_Records shown_.

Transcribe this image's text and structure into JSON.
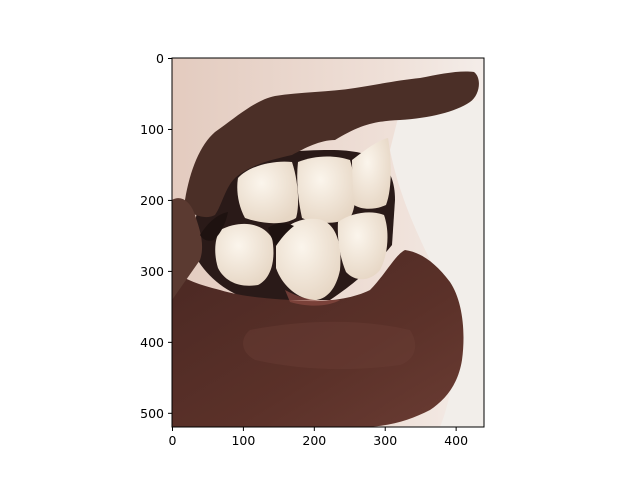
{
  "figure": {
    "description_colors": {
      "skin": "#ead6cb",
      "skin_highlight": "#f3e7e0",
      "lip_upper": "#4a2e25",
      "lip_lower": "#5a2f29",
      "mouth_dark": "#2a1a18",
      "teeth": "#f0e6d8",
      "background_right": "#f1ede8"
    },
    "x_axis": {
      "ticks": [
        "0",
        "100",
        "200",
        "300",
        "400"
      ],
      "tick_values": [
        0,
        100,
        200,
        300,
        400
      ],
      "range": [
        0,
        440
      ]
    },
    "y_axis": {
      "ticks": [
        "0",
        "100",
        "200",
        "300",
        "400",
        "500"
      ],
      "tick_values": [
        0,
        100,
        200,
        300,
        400,
        500
      ],
      "range": [
        520,
        0
      ]
    }
  }
}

_Exercise instructions_.
Reproduce the material above in full, exactly, with no images.

_Reply to the exercise_.
Transcribe this image's text and structure into JSON.
{
  "figure": {
    "description_colors": {
      "skin": "#ead6cb",
      "skin_highlight": "#f3e7e0",
      "lip_upper": "#4a2e25",
      "lip_lower": "#5a2f29",
      "mouth_dark": "#2a1a18",
      "teeth": "#f0e6d8",
      "background_right": "#f1ede8"
    },
    "x_axis": {
      "ticks": [
        "0",
        "100",
        "200",
        "300",
        "400"
      ],
      "tick_values": [
        0,
        100,
        200,
        300,
        400
      ],
      "range": [
        0,
        440
      ]
    },
    "y_axis": {
      "ticks": [
        "0",
        "100",
        "200",
        "300",
        "400",
        "500"
      ],
      "tick_values": [
        0,
        100,
        200,
        300,
        400,
        500
      ],
      "range": [
        520,
        0
      ]
    }
  }
}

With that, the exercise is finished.